Make an exact copy of the records, with the pictures left out.
========
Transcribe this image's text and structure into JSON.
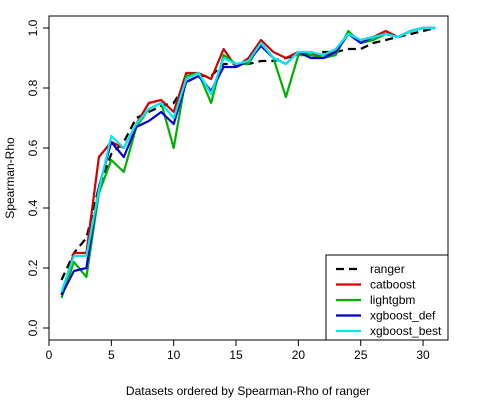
{
  "chart_data": {
    "type": "line",
    "title": "",
    "xlabel": "Datasets ordered by Spearman-Rho of ranger",
    "ylabel": "Spearman-Rho",
    "xlim": [
      0,
      32
    ],
    "ylim": [
      -0.04,
      1.04
    ],
    "x_ticks": [
      0,
      5,
      10,
      15,
      20,
      25,
      30
    ],
    "y_ticks": [
      0.0,
      0.2,
      0.4,
      0.6,
      0.8,
      1.0
    ],
    "y_tick_labels": [
      "0.0",
      "0.2",
      "0.4",
      "0.6",
      "0.8",
      "1.0"
    ],
    "grid": false,
    "legend_position": "bottom-right",
    "x": [
      1,
      2,
      3,
      4,
      5,
      6,
      7,
      8,
      9,
      10,
      11,
      12,
      13,
      14,
      15,
      16,
      17,
      18,
      19,
      20,
      21,
      22,
      23,
      24,
      25,
      26,
      27,
      28,
      29,
      30,
      31
    ],
    "series": [
      {
        "name": "ranger",
        "color": "#000000",
        "dash": "dashed",
        "values": [
          0.16,
          0.25,
          0.3,
          0.47,
          0.58,
          0.62,
          0.7,
          0.72,
          0.74,
          0.75,
          0.82,
          0.84,
          0.84,
          0.88,
          0.88,
          0.88,
          0.89,
          0.89,
          0.9,
          0.91,
          0.91,
          0.92,
          0.92,
          0.93,
          0.93,
          0.95,
          0.96,
          0.97,
          0.98,
          0.99,
          1.0
        ]
      },
      {
        "name": "catboost",
        "color": "#d00000",
        "dash": "solid",
        "values": [
          0.11,
          0.25,
          0.25,
          0.57,
          0.62,
          0.6,
          0.68,
          0.75,
          0.76,
          0.72,
          0.85,
          0.85,
          0.83,
          0.93,
          0.87,
          0.9,
          0.96,
          0.92,
          0.9,
          0.92,
          0.91,
          0.91,
          0.92,
          0.98,
          0.96,
          0.97,
          0.99,
          0.97,
          0.99,
          1.0,
          1.0
        ]
      },
      {
        "name": "lightgbm",
        "color": "#00b000",
        "dash": "solid",
        "values": [
          0.1,
          0.22,
          0.17,
          0.45,
          0.56,
          0.52,
          0.67,
          0.73,
          0.75,
          0.6,
          0.84,
          0.85,
          0.75,
          0.91,
          0.88,
          0.88,
          0.95,
          0.9,
          0.77,
          0.91,
          0.91,
          0.9,
          0.91,
          0.99,
          0.95,
          0.96,
          0.98,
          0.97,
          0.99,
          1.0,
          1.0
        ]
      },
      {
        "name": "xgboost_def",
        "color": "#0000cc",
        "dash": "solid",
        "values": [
          0.11,
          0.19,
          0.2,
          0.47,
          0.62,
          0.57,
          0.67,
          0.69,
          0.72,
          0.68,
          0.82,
          0.84,
          0.79,
          0.87,
          0.87,
          0.89,
          0.94,
          0.9,
          0.88,
          0.92,
          0.9,
          0.9,
          0.92,
          0.98,
          0.95,
          0.97,
          0.98,
          0.97,
          0.99,
          1.0,
          1.0
        ]
      },
      {
        "name": "xgboost_best",
        "color": "#00e8f0",
        "dash": "solid",
        "values": [
          0.12,
          0.24,
          0.24,
          0.46,
          0.64,
          0.6,
          0.68,
          0.73,
          0.75,
          0.7,
          0.83,
          0.85,
          0.78,
          0.9,
          0.88,
          0.89,
          0.95,
          0.9,
          0.88,
          0.92,
          0.92,
          0.91,
          0.93,
          0.98,
          0.96,
          0.97,
          0.98,
          0.97,
          0.99,
          1.0,
          1.0
        ]
      }
    ]
  }
}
========
• _EXERCISE ANSWER_
Transcribe this image's text and structure into JSON.
{
  "chart_data": {
    "type": "line",
    "title": "",
    "xlabel": "Datasets ordered by Spearman-Rho of ranger",
    "ylabel": "Spearman-Rho",
    "xlim": [
      0,
      32
    ],
    "ylim": [
      -0.04,
      1.04
    ],
    "x_ticks": [
      0,
      5,
      10,
      15,
      20,
      25,
      30
    ],
    "y_ticks": [
      0.0,
      0.2,
      0.4,
      0.6,
      0.8,
      1.0
    ],
    "y_tick_labels": [
      "0.0",
      "0.2",
      "0.4",
      "0.6",
      "0.8",
      "1.0"
    ],
    "grid": false,
    "legend_position": "bottom-right",
    "x": [
      1,
      2,
      3,
      4,
      5,
      6,
      7,
      8,
      9,
      10,
      11,
      12,
      13,
      14,
      15,
      16,
      17,
      18,
      19,
      20,
      21,
      22,
      23,
      24,
      25,
      26,
      27,
      28,
      29,
      30,
      31
    ],
    "series": [
      {
        "name": "ranger",
        "color": "#000000",
        "dash": "dashed",
        "values": [
          0.16,
          0.25,
          0.3,
          0.47,
          0.58,
          0.62,
          0.7,
          0.72,
          0.74,
          0.75,
          0.82,
          0.84,
          0.84,
          0.88,
          0.88,
          0.88,
          0.89,
          0.89,
          0.9,
          0.91,
          0.91,
          0.92,
          0.92,
          0.93,
          0.93,
          0.95,
          0.96,
          0.97,
          0.98,
          0.99,
          1.0
        ]
      },
      {
        "name": "catboost",
        "color": "#d00000",
        "dash": "solid",
        "values": [
          0.11,
          0.25,
          0.25,
          0.57,
          0.62,
          0.6,
          0.68,
          0.75,
          0.76,
          0.72,
          0.85,
          0.85,
          0.83,
          0.93,
          0.87,
          0.9,
          0.96,
          0.92,
          0.9,
          0.92,
          0.91,
          0.91,
          0.92,
          0.98,
          0.96,
          0.97,
          0.99,
          0.97,
          0.99,
          1.0,
          1.0
        ]
      },
      {
        "name": "lightgbm",
        "color": "#00b000",
        "dash": "solid",
        "values": [
          0.1,
          0.22,
          0.17,
          0.45,
          0.56,
          0.52,
          0.67,
          0.73,
          0.75,
          0.6,
          0.84,
          0.85,
          0.75,
          0.91,
          0.88,
          0.88,
          0.95,
          0.9,
          0.77,
          0.91,
          0.91,
          0.9,
          0.91,
          0.99,
          0.95,
          0.96,
          0.98,
          0.97,
          0.99,
          1.0,
          1.0
        ]
      },
      {
        "name": "xgboost_def",
        "color": "#0000cc",
        "dash": "solid",
        "values": [
          0.11,
          0.19,
          0.2,
          0.47,
          0.62,
          0.57,
          0.67,
          0.69,
          0.72,
          0.68,
          0.82,
          0.84,
          0.79,
          0.87,
          0.87,
          0.89,
          0.94,
          0.9,
          0.88,
          0.92,
          0.9,
          0.9,
          0.92,
          0.98,
          0.95,
          0.97,
          0.98,
          0.97,
          0.99,
          1.0,
          1.0
        ]
      },
      {
        "name": "xgboost_best",
        "color": "#00e8f0",
        "dash": "solid",
        "values": [
          0.12,
          0.24,
          0.24,
          0.46,
          0.64,
          0.6,
          0.68,
          0.73,
          0.75,
          0.7,
          0.83,
          0.85,
          0.78,
          0.9,
          0.88,
          0.89,
          0.95,
          0.9,
          0.88,
          0.92,
          0.92,
          0.91,
          0.93,
          0.98,
          0.96,
          0.97,
          0.98,
          0.97,
          0.99,
          1.0,
          1.0
        ]
      }
    ]
  }
}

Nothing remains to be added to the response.